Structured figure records
---*---

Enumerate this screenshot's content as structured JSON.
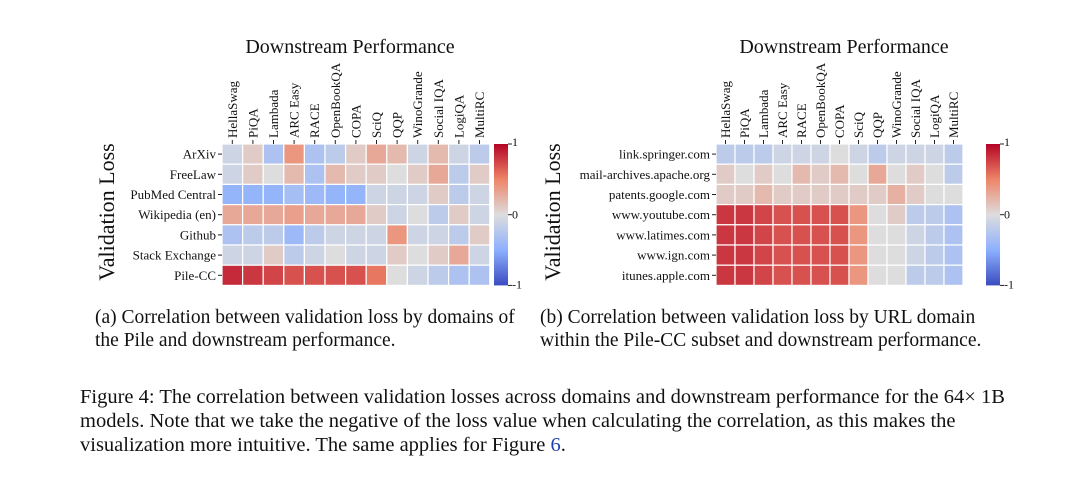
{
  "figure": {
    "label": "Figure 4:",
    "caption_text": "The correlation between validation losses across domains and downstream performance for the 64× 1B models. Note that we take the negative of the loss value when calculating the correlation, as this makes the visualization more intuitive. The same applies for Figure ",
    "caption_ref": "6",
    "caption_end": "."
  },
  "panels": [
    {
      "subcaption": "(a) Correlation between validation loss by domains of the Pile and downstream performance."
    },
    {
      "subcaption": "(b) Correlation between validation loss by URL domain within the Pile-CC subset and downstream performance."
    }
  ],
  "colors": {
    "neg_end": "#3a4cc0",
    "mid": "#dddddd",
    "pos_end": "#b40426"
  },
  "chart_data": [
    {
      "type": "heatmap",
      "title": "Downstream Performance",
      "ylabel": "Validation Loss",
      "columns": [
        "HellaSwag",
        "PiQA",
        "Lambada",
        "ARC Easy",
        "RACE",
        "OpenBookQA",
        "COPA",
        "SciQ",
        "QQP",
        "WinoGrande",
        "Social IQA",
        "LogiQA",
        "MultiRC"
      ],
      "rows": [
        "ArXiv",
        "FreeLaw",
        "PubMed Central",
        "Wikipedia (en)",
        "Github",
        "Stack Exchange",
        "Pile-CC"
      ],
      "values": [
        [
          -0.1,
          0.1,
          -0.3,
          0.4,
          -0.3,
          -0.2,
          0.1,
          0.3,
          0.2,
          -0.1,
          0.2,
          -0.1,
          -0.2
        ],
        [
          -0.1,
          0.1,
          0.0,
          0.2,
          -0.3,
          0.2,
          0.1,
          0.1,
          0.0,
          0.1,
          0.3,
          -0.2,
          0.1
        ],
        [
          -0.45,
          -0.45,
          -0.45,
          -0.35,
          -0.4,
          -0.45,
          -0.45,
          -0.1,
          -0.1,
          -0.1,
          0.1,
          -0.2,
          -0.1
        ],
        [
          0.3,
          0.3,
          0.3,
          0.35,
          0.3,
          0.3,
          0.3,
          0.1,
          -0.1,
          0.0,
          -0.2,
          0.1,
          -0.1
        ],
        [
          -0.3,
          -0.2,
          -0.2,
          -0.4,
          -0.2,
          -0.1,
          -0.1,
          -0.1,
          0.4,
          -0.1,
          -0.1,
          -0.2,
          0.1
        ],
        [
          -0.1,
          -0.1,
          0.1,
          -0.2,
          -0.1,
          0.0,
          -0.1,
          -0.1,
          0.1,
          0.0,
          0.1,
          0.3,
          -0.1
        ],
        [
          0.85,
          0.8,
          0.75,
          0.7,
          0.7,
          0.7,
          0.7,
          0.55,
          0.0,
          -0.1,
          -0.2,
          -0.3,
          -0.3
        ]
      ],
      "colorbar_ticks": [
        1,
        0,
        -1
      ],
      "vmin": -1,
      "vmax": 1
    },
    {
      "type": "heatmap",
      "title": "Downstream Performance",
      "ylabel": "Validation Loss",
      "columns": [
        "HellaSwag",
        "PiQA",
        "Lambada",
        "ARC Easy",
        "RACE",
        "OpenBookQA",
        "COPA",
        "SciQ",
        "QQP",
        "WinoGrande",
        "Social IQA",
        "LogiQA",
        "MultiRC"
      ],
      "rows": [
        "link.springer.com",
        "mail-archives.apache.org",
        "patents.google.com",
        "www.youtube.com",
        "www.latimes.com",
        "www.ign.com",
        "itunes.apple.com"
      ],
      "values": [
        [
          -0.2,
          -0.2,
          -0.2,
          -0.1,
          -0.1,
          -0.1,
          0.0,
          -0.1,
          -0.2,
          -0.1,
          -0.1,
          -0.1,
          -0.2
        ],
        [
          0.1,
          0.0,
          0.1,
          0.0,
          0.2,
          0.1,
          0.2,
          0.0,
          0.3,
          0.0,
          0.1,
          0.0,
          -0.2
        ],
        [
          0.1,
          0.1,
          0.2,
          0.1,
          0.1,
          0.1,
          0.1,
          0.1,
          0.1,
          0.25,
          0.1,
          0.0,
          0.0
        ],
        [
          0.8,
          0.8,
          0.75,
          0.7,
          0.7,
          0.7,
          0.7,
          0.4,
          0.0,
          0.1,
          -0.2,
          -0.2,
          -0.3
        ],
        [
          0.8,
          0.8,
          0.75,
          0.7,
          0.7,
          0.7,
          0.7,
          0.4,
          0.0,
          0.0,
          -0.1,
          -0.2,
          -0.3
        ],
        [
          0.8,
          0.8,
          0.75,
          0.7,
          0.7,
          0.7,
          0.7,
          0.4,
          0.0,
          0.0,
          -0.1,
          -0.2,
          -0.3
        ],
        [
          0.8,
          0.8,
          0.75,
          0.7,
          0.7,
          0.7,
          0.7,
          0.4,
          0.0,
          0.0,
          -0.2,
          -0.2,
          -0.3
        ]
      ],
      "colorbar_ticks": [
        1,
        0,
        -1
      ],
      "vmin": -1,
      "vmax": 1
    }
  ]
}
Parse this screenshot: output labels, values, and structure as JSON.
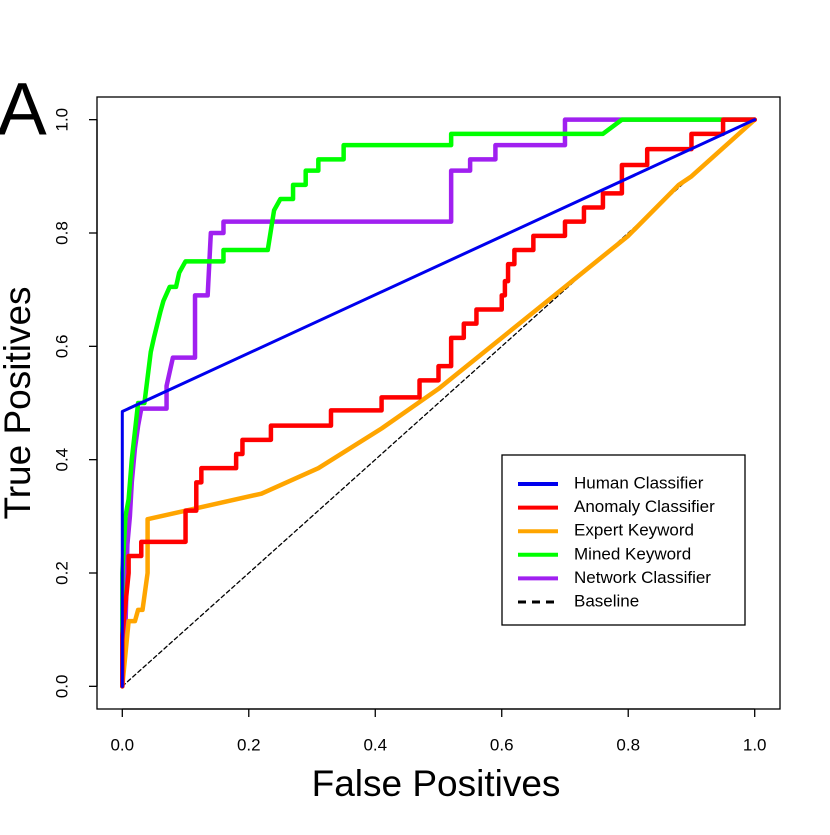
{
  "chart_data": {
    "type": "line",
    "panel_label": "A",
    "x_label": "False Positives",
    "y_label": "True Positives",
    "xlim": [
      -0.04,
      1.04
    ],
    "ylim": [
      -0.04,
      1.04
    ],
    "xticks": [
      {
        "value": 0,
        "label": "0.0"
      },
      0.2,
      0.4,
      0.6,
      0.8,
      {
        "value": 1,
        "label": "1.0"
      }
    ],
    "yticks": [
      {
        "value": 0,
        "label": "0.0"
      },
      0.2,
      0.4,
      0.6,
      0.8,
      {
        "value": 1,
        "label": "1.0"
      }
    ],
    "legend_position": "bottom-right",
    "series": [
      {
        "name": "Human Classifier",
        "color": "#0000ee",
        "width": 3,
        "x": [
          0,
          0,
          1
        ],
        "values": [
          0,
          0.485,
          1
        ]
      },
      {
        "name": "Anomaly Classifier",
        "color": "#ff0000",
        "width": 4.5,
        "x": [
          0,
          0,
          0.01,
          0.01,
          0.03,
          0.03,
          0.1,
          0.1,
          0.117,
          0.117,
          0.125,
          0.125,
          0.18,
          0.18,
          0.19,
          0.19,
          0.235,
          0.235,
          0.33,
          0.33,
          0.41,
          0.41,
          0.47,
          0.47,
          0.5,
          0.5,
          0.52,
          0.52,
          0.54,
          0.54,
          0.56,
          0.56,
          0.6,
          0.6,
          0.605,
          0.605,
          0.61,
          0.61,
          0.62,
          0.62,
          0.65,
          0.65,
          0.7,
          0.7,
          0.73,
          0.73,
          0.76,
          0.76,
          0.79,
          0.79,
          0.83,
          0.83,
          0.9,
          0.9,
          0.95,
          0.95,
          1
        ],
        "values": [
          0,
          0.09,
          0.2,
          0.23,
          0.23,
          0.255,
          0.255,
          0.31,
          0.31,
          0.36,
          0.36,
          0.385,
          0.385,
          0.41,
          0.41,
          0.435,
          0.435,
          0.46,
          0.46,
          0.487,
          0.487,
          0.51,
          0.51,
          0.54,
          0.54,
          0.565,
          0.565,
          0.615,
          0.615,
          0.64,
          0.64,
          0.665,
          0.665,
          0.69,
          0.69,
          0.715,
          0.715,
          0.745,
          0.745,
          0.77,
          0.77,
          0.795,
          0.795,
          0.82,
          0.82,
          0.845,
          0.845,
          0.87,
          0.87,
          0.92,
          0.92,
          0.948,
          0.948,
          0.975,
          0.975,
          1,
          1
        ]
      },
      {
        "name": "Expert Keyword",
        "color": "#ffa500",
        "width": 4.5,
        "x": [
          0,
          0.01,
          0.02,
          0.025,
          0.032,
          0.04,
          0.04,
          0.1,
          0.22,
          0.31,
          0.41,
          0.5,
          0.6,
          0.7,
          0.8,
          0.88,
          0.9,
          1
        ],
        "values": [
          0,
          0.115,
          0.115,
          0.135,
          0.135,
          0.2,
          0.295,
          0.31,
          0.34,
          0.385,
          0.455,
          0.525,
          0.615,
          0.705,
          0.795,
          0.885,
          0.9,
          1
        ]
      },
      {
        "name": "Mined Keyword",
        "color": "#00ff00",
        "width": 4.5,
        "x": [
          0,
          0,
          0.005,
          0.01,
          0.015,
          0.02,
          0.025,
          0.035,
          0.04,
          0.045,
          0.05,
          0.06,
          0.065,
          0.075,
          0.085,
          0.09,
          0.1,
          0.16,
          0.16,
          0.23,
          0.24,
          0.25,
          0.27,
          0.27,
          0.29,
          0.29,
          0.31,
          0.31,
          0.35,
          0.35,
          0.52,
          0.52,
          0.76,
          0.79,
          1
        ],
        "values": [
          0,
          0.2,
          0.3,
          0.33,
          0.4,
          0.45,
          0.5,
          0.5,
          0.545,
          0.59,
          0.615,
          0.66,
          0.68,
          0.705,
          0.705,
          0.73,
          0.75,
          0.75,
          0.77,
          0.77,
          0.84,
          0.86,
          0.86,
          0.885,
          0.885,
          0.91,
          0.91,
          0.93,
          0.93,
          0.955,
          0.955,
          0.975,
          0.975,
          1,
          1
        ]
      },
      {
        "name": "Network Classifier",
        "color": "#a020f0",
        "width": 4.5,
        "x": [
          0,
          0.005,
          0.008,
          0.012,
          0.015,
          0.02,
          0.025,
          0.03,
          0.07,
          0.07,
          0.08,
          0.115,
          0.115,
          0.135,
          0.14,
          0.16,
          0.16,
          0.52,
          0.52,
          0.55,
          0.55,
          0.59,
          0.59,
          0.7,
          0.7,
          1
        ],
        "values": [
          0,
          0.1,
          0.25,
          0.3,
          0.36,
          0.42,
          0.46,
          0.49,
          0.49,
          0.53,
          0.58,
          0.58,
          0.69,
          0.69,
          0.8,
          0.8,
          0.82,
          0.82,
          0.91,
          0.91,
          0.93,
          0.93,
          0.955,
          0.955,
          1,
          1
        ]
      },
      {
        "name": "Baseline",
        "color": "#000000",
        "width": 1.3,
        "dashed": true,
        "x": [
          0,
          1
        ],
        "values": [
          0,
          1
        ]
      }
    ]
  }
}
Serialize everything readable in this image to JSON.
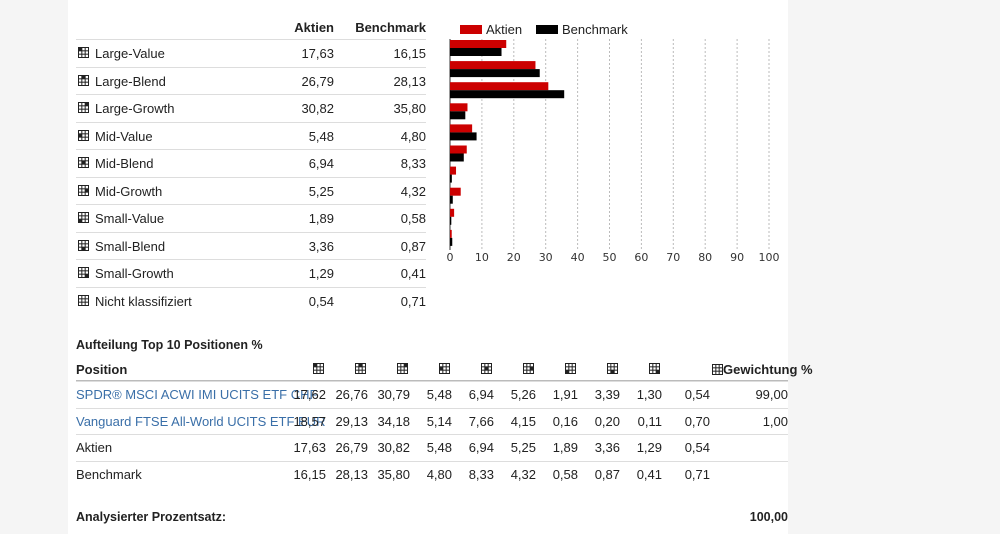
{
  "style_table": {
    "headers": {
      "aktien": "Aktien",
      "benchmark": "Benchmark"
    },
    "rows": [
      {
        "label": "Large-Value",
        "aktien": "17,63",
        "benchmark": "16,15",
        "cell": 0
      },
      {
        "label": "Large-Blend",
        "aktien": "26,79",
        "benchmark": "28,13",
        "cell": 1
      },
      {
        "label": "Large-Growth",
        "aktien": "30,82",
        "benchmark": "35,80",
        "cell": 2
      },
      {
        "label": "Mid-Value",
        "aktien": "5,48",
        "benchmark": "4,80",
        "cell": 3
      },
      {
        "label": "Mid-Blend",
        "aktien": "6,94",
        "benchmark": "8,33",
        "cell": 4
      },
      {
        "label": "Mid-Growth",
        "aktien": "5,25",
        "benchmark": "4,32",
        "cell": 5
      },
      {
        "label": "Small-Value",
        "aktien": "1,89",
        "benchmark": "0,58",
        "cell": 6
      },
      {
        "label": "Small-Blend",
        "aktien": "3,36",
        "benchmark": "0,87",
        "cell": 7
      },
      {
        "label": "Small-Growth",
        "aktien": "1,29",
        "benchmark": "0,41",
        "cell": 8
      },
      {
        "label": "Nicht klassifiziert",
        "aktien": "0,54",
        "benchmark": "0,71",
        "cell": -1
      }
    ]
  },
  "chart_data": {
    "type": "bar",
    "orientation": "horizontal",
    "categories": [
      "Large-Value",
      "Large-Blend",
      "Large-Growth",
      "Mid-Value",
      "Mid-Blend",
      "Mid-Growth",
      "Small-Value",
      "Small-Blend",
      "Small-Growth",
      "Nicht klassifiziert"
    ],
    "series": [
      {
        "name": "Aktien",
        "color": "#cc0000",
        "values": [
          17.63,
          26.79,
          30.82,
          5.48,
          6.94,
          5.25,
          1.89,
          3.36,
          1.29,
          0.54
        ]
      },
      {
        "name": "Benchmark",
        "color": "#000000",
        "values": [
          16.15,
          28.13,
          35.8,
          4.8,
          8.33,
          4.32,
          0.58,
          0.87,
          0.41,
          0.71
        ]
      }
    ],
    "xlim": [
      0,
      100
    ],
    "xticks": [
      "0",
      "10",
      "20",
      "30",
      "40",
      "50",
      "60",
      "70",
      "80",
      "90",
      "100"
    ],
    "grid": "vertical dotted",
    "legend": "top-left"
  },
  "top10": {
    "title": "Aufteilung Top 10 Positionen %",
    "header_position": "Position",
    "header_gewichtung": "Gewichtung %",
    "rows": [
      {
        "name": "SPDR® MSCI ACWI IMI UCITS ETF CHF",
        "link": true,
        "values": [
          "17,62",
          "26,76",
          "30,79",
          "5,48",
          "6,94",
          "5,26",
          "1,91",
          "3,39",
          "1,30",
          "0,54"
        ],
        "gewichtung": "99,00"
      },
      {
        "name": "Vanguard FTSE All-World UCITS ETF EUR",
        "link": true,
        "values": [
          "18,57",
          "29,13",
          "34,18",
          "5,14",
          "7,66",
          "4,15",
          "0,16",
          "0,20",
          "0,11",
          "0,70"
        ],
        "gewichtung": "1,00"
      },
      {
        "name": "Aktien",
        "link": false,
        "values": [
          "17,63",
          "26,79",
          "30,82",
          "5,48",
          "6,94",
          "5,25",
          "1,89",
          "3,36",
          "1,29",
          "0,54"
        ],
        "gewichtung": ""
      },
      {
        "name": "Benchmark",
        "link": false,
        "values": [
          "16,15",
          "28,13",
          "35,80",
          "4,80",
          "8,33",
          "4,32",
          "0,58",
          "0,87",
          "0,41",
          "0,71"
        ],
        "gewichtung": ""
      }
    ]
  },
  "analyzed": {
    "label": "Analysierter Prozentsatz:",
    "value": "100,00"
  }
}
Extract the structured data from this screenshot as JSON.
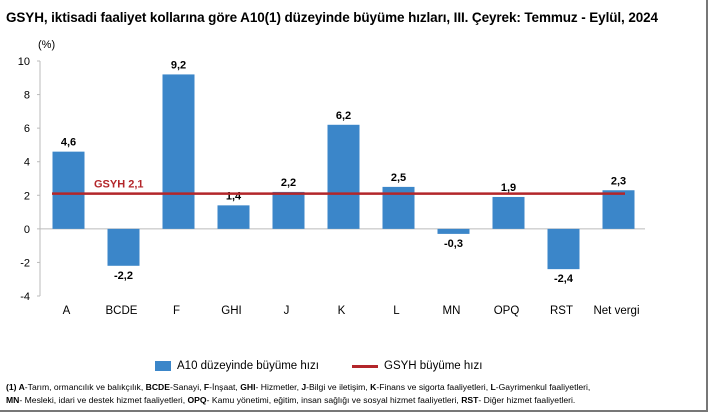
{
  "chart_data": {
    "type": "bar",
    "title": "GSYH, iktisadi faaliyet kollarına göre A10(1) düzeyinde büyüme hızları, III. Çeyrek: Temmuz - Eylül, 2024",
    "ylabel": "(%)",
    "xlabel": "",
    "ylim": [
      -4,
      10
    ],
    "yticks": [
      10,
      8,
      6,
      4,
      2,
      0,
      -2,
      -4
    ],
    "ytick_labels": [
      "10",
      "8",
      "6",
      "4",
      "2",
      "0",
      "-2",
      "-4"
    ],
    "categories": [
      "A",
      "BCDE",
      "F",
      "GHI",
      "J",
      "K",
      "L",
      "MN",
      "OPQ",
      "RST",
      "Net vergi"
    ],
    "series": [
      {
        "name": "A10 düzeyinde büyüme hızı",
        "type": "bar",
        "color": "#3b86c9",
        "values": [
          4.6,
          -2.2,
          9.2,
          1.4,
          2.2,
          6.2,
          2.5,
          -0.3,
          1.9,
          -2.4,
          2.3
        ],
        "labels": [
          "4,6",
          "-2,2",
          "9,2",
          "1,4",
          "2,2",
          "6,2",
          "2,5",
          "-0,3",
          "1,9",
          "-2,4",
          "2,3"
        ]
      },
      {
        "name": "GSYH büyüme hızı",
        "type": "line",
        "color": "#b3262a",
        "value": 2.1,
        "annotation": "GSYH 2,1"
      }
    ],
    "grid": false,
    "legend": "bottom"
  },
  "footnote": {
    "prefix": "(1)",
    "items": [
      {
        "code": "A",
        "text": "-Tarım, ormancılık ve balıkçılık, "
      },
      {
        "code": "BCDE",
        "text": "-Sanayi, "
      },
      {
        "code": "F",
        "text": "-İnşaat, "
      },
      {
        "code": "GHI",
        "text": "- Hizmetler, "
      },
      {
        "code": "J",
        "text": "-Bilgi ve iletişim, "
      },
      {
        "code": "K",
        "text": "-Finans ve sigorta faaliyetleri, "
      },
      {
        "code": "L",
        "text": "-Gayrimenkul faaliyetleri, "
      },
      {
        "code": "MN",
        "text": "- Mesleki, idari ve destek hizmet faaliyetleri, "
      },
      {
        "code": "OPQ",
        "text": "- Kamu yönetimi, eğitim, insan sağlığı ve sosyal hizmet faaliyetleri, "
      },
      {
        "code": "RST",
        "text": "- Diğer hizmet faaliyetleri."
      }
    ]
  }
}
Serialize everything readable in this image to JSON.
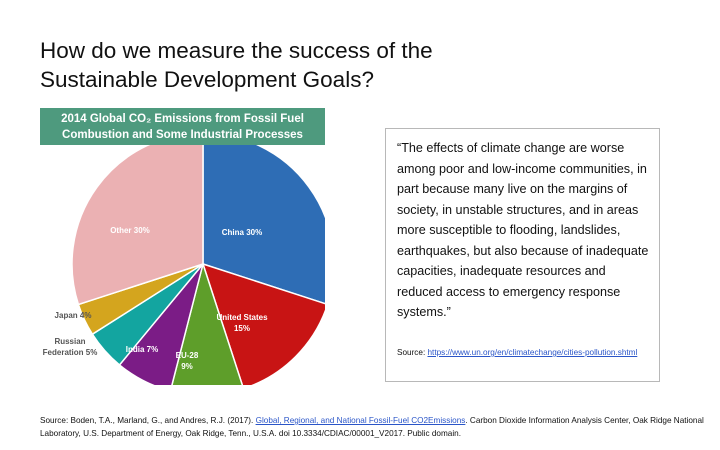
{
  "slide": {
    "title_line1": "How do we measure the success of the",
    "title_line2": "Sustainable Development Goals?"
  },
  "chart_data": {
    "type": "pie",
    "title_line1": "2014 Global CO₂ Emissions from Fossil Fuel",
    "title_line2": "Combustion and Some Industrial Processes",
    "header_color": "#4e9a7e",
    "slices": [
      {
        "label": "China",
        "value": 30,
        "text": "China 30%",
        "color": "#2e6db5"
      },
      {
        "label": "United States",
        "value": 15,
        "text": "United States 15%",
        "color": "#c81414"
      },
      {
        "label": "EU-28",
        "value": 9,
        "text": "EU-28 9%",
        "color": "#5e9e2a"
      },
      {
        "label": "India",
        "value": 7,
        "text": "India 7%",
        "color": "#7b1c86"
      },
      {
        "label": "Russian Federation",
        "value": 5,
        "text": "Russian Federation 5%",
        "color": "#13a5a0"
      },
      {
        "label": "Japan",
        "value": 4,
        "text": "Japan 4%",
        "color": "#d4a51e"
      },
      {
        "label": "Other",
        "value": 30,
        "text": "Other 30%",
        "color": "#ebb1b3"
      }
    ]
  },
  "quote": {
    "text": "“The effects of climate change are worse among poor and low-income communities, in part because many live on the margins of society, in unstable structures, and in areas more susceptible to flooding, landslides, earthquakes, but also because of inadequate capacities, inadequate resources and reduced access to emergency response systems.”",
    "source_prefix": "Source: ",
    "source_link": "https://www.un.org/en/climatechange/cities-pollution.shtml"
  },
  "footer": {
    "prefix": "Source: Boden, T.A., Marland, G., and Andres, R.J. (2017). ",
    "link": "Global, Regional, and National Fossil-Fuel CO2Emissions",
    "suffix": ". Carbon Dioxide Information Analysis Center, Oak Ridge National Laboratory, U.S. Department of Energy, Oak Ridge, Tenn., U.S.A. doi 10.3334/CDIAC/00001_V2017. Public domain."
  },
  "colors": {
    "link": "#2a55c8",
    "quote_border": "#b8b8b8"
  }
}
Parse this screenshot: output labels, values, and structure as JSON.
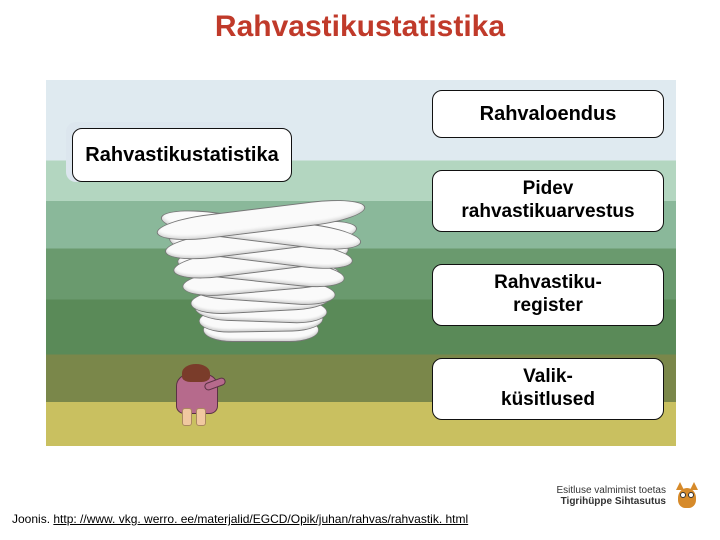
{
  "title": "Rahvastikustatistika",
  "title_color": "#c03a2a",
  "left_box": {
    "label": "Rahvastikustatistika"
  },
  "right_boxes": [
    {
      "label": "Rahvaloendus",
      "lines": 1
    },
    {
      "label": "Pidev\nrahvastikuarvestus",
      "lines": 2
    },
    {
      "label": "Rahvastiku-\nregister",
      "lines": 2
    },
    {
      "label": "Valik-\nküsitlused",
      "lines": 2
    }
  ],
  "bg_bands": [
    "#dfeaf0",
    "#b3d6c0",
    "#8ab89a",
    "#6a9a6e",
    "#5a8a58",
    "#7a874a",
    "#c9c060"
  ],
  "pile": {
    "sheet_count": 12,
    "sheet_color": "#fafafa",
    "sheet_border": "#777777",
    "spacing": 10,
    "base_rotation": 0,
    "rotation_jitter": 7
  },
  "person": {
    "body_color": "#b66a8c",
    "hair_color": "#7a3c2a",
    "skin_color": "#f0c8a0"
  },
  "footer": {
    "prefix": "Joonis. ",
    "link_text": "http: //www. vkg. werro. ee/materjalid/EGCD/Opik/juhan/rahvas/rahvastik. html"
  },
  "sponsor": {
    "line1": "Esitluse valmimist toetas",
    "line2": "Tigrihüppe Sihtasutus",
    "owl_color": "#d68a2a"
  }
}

---*---

Show the lines from the data above that contain the string "Federation".

▸ **Task answer**:
        "label": "Russian Federation",
        "text": "Russian Federation 5%",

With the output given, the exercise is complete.